GIVEN PROBLEM:
Please output the records below in full, exactly as given, but without the images.

EXERCISE INPUTS:
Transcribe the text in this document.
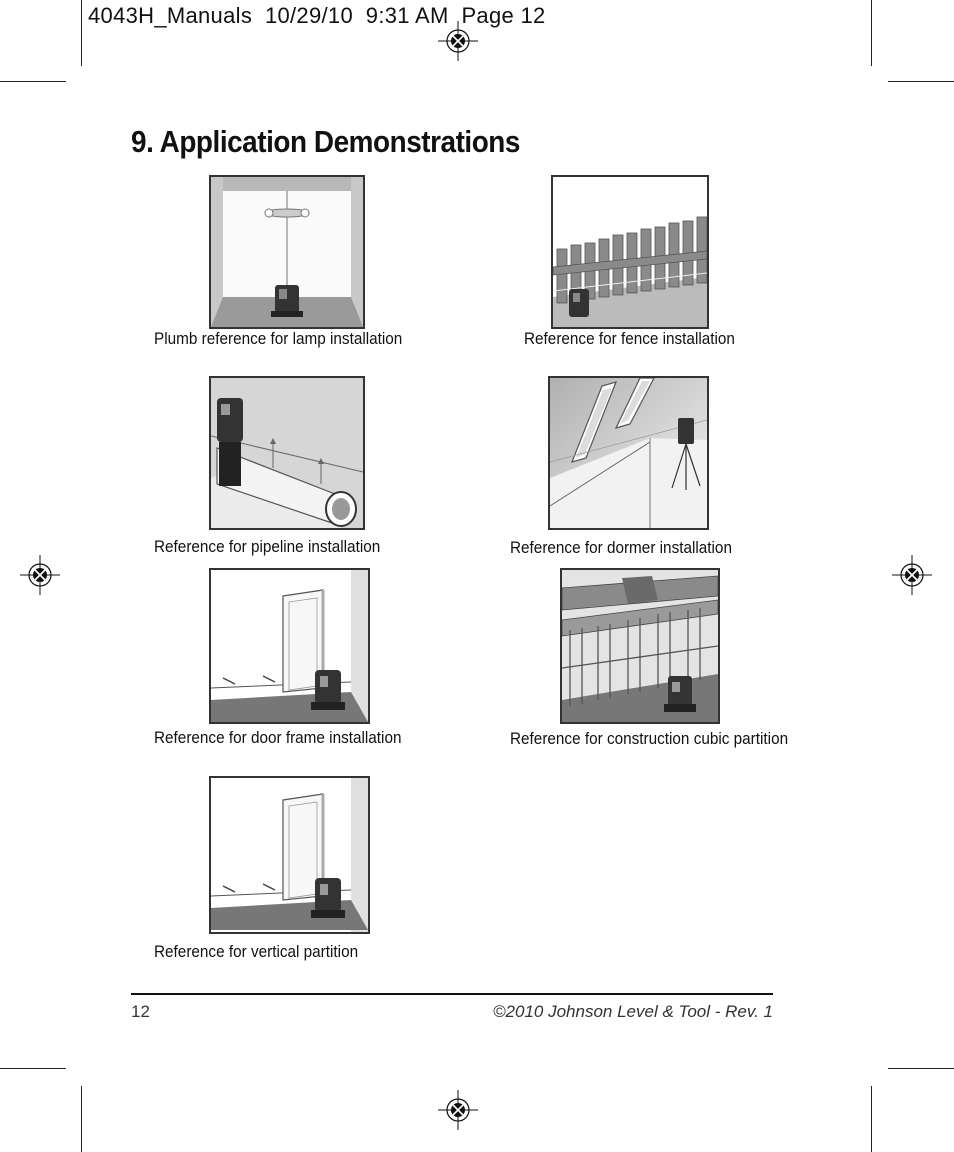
4043H_Manuals  10/29/10  9:31 AM  Page 12
9. Application Demonstrations
Plumb reference for lamp installation	Reference for fence installation
Reference for pipeline installation	Reference for dormer installation
Reference for door frame installation	Reference for construction cubic partition
Reference for vertical partition
12	©2010 Johnson Level & Tool - Rev. 1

FULL OUTPUT:
Transcribe the text in this document.
4043H_Manuals  10/29/10  9:31 AM  Page 12
9. Application Demonstrations
Plumb reference for lamp installation	Reference for fence installation
Reference for pipeline installation	Reference for dormer installation
Reference for door frame installation	Reference for construction cubic partition
Reference for vertical partition
12	©2010 Johnson Level & Tool - Rev. 1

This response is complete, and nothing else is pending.